[WHAT YOU ARE ASKED TO DO]:
Go through the material and tally the lines containing the string "Background". Give the total alone.

[GIVEN INFORMATION]:
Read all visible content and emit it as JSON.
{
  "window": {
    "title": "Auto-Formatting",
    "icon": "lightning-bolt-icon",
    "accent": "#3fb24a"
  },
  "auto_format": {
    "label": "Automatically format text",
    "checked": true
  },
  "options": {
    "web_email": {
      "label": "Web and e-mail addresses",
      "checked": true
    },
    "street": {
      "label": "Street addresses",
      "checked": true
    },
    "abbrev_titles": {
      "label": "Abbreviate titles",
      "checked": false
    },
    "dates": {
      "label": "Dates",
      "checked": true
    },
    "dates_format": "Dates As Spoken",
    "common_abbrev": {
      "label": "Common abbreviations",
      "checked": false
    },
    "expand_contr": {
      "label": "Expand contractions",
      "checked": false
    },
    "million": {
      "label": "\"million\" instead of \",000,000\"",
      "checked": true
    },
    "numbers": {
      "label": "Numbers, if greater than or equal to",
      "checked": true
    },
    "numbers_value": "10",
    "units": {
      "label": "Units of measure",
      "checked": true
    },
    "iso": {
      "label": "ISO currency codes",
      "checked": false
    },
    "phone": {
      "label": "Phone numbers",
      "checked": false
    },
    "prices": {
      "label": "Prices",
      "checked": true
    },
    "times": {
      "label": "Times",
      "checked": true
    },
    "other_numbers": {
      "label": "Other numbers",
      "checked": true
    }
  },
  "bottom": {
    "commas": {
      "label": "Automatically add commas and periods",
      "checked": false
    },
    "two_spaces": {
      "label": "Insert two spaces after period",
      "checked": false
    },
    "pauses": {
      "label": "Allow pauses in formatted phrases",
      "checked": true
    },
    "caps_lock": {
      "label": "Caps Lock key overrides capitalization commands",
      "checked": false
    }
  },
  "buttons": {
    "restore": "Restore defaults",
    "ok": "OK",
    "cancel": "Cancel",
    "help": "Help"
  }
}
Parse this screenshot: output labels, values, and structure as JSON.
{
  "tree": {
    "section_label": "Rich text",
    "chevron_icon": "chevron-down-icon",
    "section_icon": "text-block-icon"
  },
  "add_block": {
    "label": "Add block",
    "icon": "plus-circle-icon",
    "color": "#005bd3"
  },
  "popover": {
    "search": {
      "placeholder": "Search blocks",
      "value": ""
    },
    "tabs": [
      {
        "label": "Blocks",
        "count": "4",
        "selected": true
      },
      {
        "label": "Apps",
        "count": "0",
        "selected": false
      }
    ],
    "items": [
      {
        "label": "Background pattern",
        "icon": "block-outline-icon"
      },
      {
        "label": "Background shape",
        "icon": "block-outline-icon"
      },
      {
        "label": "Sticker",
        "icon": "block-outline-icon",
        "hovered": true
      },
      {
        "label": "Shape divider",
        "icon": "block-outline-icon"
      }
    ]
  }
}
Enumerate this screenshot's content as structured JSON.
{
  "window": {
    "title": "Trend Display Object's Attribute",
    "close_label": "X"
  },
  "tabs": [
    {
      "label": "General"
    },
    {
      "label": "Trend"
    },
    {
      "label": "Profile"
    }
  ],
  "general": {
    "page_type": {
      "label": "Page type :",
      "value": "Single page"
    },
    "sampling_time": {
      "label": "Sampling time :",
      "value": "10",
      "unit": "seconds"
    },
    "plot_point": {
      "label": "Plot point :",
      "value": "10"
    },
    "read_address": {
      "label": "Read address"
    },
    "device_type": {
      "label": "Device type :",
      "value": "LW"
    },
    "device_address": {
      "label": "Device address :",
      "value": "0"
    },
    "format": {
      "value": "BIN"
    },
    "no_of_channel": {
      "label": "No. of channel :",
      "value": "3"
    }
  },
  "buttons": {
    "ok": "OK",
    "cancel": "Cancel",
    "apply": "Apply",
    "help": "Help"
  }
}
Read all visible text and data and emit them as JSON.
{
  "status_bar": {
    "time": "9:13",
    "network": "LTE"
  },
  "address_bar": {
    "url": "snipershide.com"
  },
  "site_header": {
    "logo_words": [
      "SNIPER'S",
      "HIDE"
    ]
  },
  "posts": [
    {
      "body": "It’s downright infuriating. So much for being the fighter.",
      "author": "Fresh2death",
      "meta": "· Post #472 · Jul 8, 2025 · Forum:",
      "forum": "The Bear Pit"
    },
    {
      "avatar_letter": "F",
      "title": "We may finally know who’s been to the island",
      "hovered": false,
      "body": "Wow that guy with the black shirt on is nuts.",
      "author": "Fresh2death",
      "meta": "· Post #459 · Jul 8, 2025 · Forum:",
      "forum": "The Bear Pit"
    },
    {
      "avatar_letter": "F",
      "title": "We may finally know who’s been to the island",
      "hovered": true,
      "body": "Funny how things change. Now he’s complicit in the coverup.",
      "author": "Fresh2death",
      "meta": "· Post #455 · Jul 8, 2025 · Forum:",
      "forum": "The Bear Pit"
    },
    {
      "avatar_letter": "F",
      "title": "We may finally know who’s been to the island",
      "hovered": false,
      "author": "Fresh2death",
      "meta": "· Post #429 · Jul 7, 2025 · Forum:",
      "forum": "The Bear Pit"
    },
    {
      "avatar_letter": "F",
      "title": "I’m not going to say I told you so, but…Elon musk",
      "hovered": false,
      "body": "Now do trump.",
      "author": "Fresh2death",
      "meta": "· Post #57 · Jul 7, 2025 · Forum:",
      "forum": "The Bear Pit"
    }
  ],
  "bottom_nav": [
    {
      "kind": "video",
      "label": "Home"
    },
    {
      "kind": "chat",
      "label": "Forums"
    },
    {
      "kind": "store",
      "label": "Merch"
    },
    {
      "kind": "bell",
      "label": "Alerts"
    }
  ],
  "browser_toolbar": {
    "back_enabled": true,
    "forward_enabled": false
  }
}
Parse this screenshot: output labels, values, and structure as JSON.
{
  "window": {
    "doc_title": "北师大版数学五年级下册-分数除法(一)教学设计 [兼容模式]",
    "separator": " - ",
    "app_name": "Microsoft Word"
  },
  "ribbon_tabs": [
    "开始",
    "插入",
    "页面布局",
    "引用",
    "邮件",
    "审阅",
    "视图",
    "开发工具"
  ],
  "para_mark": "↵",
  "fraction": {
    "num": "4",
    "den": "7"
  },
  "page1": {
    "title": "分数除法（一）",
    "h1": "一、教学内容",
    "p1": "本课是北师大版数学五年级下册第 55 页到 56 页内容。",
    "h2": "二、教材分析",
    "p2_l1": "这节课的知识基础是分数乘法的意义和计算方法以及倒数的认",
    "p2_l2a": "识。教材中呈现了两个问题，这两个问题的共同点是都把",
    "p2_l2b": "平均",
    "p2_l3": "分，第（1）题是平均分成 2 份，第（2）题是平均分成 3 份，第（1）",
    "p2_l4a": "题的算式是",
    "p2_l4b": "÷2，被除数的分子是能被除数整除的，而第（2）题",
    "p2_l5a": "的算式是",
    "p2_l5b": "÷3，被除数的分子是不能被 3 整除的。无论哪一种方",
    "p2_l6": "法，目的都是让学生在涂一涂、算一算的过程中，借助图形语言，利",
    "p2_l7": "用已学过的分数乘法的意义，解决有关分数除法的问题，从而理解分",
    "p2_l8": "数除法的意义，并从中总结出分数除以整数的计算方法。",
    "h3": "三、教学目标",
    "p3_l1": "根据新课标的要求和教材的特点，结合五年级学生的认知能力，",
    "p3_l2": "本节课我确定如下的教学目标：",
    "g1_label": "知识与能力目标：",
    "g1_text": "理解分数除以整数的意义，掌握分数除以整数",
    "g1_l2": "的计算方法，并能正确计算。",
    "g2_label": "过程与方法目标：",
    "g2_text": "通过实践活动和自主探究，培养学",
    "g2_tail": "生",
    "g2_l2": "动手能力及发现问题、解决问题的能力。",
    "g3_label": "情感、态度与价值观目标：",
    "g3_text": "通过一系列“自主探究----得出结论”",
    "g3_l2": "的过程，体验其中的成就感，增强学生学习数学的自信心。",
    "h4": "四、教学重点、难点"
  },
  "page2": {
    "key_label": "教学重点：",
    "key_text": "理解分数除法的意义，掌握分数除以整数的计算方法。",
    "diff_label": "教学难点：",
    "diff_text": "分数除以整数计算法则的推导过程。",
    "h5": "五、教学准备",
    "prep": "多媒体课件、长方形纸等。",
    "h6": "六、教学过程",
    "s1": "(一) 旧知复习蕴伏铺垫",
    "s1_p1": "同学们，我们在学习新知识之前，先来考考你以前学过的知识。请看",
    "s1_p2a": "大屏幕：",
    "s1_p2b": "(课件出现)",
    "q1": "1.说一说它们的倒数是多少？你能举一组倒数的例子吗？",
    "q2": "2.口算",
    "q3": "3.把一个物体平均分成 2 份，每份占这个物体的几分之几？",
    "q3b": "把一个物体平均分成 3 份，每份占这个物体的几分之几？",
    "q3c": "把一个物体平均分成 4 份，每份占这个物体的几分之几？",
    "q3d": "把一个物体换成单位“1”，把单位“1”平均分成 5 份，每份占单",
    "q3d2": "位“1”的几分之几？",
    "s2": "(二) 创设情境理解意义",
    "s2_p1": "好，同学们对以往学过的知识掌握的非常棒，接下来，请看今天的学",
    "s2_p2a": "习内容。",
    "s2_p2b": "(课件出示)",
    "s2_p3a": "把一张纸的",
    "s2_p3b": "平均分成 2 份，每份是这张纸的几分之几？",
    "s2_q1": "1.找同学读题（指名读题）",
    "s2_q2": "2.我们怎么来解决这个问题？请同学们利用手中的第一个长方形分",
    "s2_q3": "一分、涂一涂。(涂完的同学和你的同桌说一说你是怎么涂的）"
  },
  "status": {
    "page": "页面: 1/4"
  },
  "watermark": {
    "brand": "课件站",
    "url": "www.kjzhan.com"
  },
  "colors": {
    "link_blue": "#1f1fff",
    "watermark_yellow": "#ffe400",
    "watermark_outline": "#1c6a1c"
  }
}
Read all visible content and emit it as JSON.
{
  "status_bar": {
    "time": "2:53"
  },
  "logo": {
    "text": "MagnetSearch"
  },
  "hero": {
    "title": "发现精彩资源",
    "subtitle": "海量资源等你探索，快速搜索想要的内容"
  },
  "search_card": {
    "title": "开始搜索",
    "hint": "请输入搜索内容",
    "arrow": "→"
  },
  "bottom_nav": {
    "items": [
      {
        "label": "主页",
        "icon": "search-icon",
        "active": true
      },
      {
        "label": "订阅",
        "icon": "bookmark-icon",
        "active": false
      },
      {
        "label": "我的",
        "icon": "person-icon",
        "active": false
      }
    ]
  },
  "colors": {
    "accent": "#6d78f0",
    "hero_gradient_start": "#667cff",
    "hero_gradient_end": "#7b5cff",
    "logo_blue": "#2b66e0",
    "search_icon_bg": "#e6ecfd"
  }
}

[SOLVED EXERCISE]:
2